Count each line below that has "page" anywhere in it. Answer with the total alone.

• [Data for this exercise]:
• • • •

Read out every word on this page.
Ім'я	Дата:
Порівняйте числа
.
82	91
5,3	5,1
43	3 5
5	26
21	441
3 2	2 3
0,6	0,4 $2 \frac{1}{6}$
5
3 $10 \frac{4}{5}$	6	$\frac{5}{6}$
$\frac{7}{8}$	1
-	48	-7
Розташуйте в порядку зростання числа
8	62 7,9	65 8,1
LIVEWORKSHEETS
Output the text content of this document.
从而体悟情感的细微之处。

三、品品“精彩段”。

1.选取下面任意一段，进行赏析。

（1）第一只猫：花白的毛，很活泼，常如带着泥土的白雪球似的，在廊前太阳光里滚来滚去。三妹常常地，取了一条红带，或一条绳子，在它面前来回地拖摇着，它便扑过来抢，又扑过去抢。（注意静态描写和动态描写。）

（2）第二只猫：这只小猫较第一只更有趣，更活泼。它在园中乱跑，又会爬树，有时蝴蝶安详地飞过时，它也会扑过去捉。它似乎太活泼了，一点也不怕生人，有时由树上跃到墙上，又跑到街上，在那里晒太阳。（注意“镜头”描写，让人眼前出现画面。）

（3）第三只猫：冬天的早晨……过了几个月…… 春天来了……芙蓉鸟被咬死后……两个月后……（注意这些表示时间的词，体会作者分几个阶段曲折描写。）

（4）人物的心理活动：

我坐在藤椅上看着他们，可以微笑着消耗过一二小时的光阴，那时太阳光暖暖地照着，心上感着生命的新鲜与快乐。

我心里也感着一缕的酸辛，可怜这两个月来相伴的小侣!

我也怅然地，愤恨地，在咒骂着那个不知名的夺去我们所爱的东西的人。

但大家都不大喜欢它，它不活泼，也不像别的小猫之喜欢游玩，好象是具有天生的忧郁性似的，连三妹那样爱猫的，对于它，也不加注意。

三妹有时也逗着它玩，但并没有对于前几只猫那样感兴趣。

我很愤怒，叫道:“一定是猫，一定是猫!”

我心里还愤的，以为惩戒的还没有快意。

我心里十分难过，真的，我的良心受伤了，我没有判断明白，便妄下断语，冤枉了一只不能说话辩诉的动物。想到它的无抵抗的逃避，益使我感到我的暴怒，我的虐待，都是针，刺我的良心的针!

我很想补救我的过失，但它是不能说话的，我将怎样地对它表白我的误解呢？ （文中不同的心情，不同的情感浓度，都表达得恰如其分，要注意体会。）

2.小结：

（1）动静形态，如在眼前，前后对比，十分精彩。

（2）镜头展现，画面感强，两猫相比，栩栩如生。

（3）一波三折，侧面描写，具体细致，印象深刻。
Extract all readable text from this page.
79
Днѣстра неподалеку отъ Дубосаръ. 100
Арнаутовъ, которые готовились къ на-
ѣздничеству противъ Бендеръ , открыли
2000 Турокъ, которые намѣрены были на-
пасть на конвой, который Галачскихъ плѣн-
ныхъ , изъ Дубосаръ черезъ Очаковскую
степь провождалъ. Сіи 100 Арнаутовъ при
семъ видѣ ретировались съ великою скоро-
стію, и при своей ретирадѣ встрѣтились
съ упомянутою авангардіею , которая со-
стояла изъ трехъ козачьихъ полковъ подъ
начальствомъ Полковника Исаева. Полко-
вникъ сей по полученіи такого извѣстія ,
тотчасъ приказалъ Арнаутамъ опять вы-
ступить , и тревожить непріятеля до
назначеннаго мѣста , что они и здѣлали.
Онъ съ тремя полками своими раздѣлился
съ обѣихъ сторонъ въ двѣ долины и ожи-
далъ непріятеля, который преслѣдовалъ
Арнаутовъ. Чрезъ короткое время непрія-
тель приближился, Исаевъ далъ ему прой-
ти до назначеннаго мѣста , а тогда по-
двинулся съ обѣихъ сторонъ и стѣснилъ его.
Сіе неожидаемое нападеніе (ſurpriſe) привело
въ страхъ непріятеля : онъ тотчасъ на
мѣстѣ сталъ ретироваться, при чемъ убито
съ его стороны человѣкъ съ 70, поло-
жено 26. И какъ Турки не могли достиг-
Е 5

• • • •

• [Correct output]:
2